» Records to use:

<<<<

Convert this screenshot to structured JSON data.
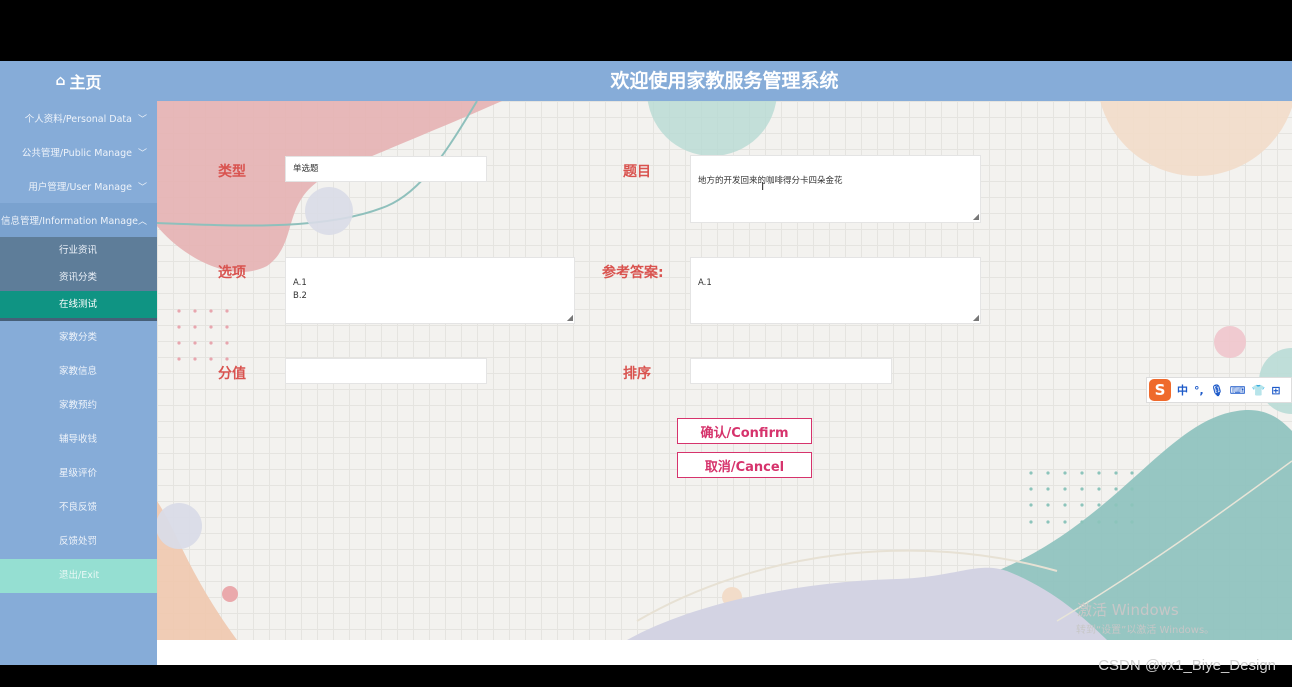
{
  "header": {
    "home_label": "主页",
    "home_icon": "home-icon",
    "title": "欢迎使用家教服务管理系统"
  },
  "sidebar": {
    "groups": [
      {
        "label": "个人资料/Personal Data"
      },
      {
        "label": "公共管理/Public Manage"
      },
      {
        "label": "用户管理/User Manage"
      },
      {
        "label": "信息管理/Information Manage"
      }
    ],
    "sub_items": [
      {
        "label": "行业资讯"
      },
      {
        "label": "资讯分类"
      },
      {
        "label": "在线测试"
      }
    ],
    "items": [
      {
        "label": "家教分类"
      },
      {
        "label": "家教信息"
      },
      {
        "label": "家教预约"
      },
      {
        "label": "辅导收钱"
      },
      {
        "label": "星级评价"
      },
      {
        "label": "不良反馈"
      },
      {
        "label": "反馈处罚"
      },
      {
        "label": "退出/Exit"
      }
    ]
  },
  "form": {
    "type_label": "类型",
    "type_value": "单选题",
    "question_label": "题目",
    "question_value": "地方的开发回来的咖啡得分卡四朵金花",
    "options_label": "选项",
    "options_value": "A.1\nB.2",
    "answer_label": "参考答案:",
    "answer_value": "A.1",
    "score_label": "分值",
    "score_value": "",
    "order_label": "排序",
    "order_value": "",
    "confirm_label": "确认/Confirm",
    "cancel_label": "取消/Cancel"
  },
  "ime": {
    "logo": "S",
    "mode": "中",
    "punct": "°,",
    "icons": [
      "microphone-icon",
      "keyboard-icon",
      "shirt-icon",
      "grid-icon"
    ]
  },
  "watermark": {
    "line1": "激活 Windows",
    "line2": "转到“设置”以激活 Windows。",
    "csdn": "CSDN @vx1_Biye_Design"
  },
  "colors": {
    "header_bg": "#86acd8",
    "active_item": "#0f9483",
    "exit_bg": "#95dfd2",
    "label_red": "#d9534f",
    "button_pink": "#d6336c"
  }
}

>>>>

» Description of the task: Every entry must be transcribed exactly. Pictures do not belong in the copy.

» Answer below:
Convert this screenshot to structured JSON data.
{
  "header": {
    "home_label": "主页",
    "home_icon": "home-icon",
    "title": "欢迎使用家教服务管理系统"
  },
  "sidebar": {
    "groups": [
      {
        "label": "个人资料/Personal Data"
      },
      {
        "label": "公共管理/Public Manage"
      },
      {
        "label": "用户管理/User Manage"
      },
      {
        "label": "信息管理/Information Manage"
      }
    ],
    "sub_items": [
      {
        "label": "行业资讯"
      },
      {
        "label": "资讯分类"
      },
      {
        "label": "在线测试"
      }
    ],
    "items": [
      {
        "label": "家教分类"
      },
      {
        "label": "家教信息"
      },
      {
        "label": "家教预约"
      },
      {
        "label": "辅导收钱"
      },
      {
        "label": "星级评价"
      },
      {
        "label": "不良反馈"
      },
      {
        "label": "反馈处罚"
      },
      {
        "label": "退出/Exit"
      }
    ]
  },
  "form": {
    "type_label": "类型",
    "type_value": "单选题",
    "question_label": "题目",
    "question_value": "地方的开发回来的咖啡得分卡四朵金花",
    "options_label": "选项",
    "options_value": "A.1\nB.2",
    "answer_label": "参考答案:",
    "answer_value": "A.1",
    "score_label": "分值",
    "score_value": "",
    "order_label": "排序",
    "order_value": "",
    "confirm_label": "确认/Confirm",
    "cancel_label": "取消/Cancel"
  },
  "ime": {
    "logo": "S",
    "mode": "中",
    "punct": "°,",
    "icons": [
      "microphone-icon",
      "keyboard-icon",
      "shirt-icon",
      "grid-icon"
    ]
  },
  "watermark": {
    "line1": "激活 Windows",
    "line2": "转到“设置”以激活 Windows。",
    "csdn": "CSDN @vx1_Biye_Design"
  },
  "colors": {
    "header_bg": "#86acd8",
    "active_item": "#0f9483",
    "exit_bg": "#95dfd2",
    "label_red": "#d9534f",
    "button_pink": "#d6336c"
  }
}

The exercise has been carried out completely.